Locate and copy all lines bearing the word "provided".

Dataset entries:
========

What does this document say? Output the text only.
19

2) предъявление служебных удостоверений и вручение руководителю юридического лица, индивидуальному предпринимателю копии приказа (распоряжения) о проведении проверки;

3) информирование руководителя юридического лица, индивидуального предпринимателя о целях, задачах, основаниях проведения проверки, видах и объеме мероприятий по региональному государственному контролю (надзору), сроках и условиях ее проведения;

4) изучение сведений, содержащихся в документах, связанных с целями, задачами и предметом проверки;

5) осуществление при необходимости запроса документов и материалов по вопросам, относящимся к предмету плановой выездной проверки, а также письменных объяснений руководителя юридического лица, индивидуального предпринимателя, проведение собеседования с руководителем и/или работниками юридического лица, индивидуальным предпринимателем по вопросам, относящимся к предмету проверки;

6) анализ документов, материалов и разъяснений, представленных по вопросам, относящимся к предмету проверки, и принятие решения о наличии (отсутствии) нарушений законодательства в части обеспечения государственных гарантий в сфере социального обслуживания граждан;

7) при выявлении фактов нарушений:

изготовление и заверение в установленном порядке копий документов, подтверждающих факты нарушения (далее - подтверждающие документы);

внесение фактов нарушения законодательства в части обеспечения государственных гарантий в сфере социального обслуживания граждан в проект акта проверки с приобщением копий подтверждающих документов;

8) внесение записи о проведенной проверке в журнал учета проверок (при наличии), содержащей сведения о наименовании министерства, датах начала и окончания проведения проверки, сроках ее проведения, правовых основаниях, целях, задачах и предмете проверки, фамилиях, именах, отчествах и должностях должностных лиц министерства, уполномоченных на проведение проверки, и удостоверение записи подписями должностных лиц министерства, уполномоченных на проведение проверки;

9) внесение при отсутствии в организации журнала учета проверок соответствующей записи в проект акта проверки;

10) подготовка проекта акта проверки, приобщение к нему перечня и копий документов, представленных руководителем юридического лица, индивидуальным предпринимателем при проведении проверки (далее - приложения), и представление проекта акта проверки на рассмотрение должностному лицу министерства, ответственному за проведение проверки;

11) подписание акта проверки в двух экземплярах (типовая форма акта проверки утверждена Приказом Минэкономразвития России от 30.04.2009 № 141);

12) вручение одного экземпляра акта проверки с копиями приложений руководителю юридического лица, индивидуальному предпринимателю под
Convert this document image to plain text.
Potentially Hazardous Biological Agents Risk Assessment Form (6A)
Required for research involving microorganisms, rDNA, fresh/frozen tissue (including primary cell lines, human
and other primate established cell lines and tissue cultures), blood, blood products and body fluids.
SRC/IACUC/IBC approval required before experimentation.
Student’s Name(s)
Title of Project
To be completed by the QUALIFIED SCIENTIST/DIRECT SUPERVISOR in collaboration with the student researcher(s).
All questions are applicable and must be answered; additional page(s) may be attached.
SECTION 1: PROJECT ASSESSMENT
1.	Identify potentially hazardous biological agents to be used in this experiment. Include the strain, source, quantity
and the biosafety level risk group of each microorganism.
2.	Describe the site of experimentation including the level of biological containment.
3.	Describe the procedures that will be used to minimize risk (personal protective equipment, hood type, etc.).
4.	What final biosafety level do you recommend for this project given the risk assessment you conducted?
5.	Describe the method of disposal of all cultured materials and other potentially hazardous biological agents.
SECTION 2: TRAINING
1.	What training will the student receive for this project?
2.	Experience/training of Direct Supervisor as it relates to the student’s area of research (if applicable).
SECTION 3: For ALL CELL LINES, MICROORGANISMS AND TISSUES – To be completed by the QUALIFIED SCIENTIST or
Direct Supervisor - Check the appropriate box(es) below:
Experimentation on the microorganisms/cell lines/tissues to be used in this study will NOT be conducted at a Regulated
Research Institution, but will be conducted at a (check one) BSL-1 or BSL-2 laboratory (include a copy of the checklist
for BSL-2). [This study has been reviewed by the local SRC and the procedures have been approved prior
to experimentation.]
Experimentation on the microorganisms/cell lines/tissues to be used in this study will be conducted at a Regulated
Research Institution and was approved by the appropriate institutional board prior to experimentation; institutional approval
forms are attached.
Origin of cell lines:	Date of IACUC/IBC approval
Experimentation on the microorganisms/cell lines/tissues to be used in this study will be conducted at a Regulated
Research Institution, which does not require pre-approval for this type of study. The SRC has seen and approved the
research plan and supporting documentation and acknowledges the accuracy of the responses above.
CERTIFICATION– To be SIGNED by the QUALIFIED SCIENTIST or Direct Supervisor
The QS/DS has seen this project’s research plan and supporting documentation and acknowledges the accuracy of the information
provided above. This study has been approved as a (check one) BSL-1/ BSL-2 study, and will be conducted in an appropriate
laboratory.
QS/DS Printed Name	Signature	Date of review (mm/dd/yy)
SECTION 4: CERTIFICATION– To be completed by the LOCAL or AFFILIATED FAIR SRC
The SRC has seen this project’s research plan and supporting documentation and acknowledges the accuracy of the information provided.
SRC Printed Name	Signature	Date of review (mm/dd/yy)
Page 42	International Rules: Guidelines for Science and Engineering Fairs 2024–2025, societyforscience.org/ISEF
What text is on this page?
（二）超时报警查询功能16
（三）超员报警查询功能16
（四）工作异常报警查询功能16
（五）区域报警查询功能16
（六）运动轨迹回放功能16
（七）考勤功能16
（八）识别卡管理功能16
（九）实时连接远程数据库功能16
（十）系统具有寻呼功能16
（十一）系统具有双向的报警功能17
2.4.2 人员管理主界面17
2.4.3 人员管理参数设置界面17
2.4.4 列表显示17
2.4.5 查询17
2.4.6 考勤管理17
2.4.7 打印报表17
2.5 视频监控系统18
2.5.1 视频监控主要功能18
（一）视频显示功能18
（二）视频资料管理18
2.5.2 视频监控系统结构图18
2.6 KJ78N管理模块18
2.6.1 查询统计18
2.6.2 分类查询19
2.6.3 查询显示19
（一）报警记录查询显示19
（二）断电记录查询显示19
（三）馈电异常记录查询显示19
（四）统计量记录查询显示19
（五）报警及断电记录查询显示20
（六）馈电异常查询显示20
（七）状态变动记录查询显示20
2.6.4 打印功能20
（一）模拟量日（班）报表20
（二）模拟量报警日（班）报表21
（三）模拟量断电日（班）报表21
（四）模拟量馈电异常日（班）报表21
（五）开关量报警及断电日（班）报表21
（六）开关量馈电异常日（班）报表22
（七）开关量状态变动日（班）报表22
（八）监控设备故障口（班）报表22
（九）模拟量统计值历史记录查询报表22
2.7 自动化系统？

========

> **TASK ANSWER**
provided above. This study has been approved as a (check one) BSL-1/ BSL-2 study, and will be conducted in an appropriate
The SRC has seen this project’s research plan and supporting documentation and acknowledges the accuracy of the information provided.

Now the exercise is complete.